__MATERIAL FOR THIS EXERCISE__
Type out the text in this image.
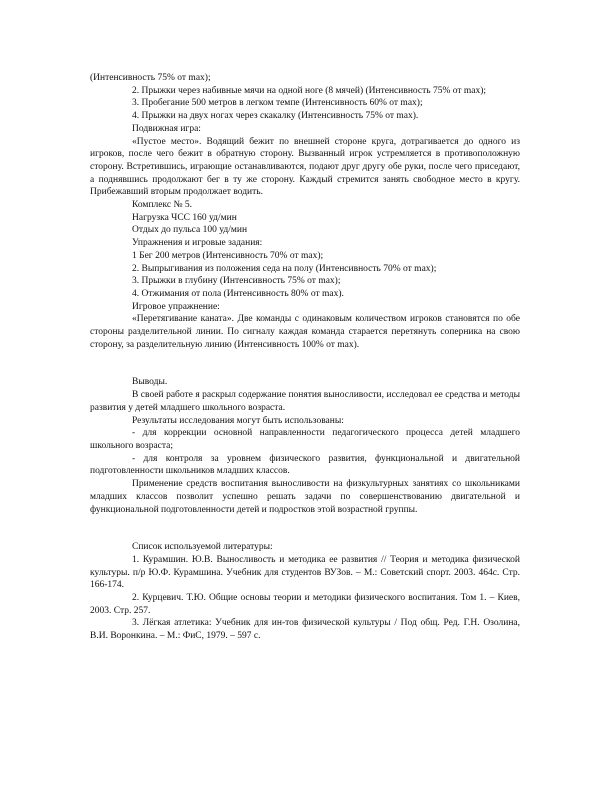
(Интенсивность 75% от max);

2. Прыжки через набивные мячи на одной ноге (8 мячей) (Интенсивность 75% от max);

3. Пробегание 500 метров в легком темпе (Интенсивность 60% от max);

4. Прыжки на двух ногах через скакалку (Интенсивность 75% от max).

Подвижная игра:

«Пустое место». Водящий бежит по внешней стороне круга, дотрагивается до одного из игроков, после чего бежит в обратную сторону. Вызванный игрок устремляется в противоположную сторону. Встретившись, играющие останавливаются, подают друг другу обе руки, после чего приседают, а поднявшись продолжают бег в ту же сторону. Каждый стремится занять свободное место в кругу. Прибежавший вторым продолжает водить.

Комплекс № 5.

Нагрузка ЧСС 160 уд/мин

Отдых до пульса 100 уд/мин

Упражнения и игровые задания:

1 Бег 200 метров (Интенсивность 70% от max);

2. Выпрыгивания из положения седа на полу (Интенсивность 70% от max);

3. Прыжки в глубину (Интенсивность 75% от max);

4. Отжимания от пола (Интенсивность 80% от max).

Игровое упражнение:

«Перетягивание каната». Две команды с одинаковым количеством игроков становятся по обе стороны разделительной линии. По сигналу каждая команда старается перетянуть соперника на свою сторону, за разделительную линию (Интенсивность 100% от max).

Выводы.

В своей работе я раскрыл содержание понятия выносливости, исследовал ее средства и методы развития у детей младшего школьного возраста.

Результаты исследования могут быть использованы:

- для коррекции основной направленности педагогического процесса детей младшего школьного возраста;

- для контроля за уровнем физического развития, функциональной и двигательной подготовленности школьников младших классов.

Применение средств воспитания выносливости на физкультурных занятиях со школьниками младших классов позволит успешно решать задачи по совершенствованию двигательной и функциональной подготовленности детей и подростков этой возрастной группы.

Список используемой литературы:

1. Курамшин. Ю.В. Выносливость и методика ее развития // Теория и методика физической культуры. п/р Ю.Ф. Курамшина. Учебник для студентов ВУЗов. – М.: Советский спорт. 2003. 464с. Стр. 166-174.

2. Курцевич. Т.Ю. Общие основы теории и методики физического воспитания. Том 1. – Киев, 2003. Стр. 257.

3. Лёгкая атлетика: Учебник для ин-тов физической культуры / Под общ. Ред. Г.Н. Озолина, В.И. Воронкина. – М.: ФиС, 1979. – 597 с.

__WHAT IS ASKED__
Write the records out again in full, exactly, and skip every picture.

__EXERCISE SOLUTION__
Type out the text in this image.
(Интенсивность 75% от max);

2. Прыжки через набивные мячи на одной ноге (8 мячей) (Интенсивность 75% от max);

3. Пробегание 500 метров в легком темпе (Интенсивность 60% от max);

4. Прыжки на двух ногах через скакалку (Интенсивность 75% от max).

Подвижная игра:

«Пустое место». Водящий бежит по внешней стороне круга, дотрагивается до одного из игроков, после чего бежит в обратную сторону. Вызванный игрок устремляется в противоположную сторону. Встретившись, играющие останавливаются, подают друг другу обе руки, после чего приседают, а поднявшись продолжают бег в ту же сторону. Каждый стремится занять свободное место в кругу. Прибежавший вторым продолжает водить.

Комплекс № 5.

Нагрузка ЧСС 160 уд/мин

Отдых до пульса 100 уд/мин

Упражнения и игровые задания:

1 Бег 200 метров (Интенсивность 70% от max);

2. Выпрыгивания из положения седа на полу (Интенсивность 70% от max);

3. Прыжки в глубину (Интенсивность 75% от max);

4. Отжимания от пола (Интенсивность 80% от max).

Игровое упражнение:

«Перетягивание каната». Две команды с одинаковым количеством игроков становятся по обе стороны разделительной линии. По сигналу каждая команда старается перетянуть соперника на свою сторону, за разделительную линию (Интенсивность 100% от max).

Выводы.

В своей работе я раскрыл содержание понятия выносливости, исследовал ее средства и методы развития у детей младшего школьного возраста.

Результаты исследования могут быть использованы:

- для коррекции основной направленности педагогического процесса детей младшего школьного возраста;

- для контроля за уровнем физического развития, функциональной и двигательной подготовленности школьников младших классов.

Применение средств воспитания выносливости на физкультурных занятиях со школьниками младших классов позволит успешно решать задачи по совершенствованию двигательной и функциональной подготовленности детей и подростков этой возрастной группы.

Список используемой литературы:

1. Курамшин. Ю.В. Выносливость и методика ее развития // Теория и методика физической культуры. п/р Ю.Ф. Курамшина. Учебник для студентов ВУЗов. – М.: Советский спорт. 2003. 464с. Стр. 166-174.

2. Курцевич. Т.Ю. Общие основы теории и методики физического воспитания. Том 1. – Киев, 2003. Стр. 257.

3. Лёгкая атлетика: Учебник для ин-тов физической культуры / Под общ. Ред. Г.Н. Озолина, В.И. Воронкина. – М.: ФиС, 1979. – 597 с.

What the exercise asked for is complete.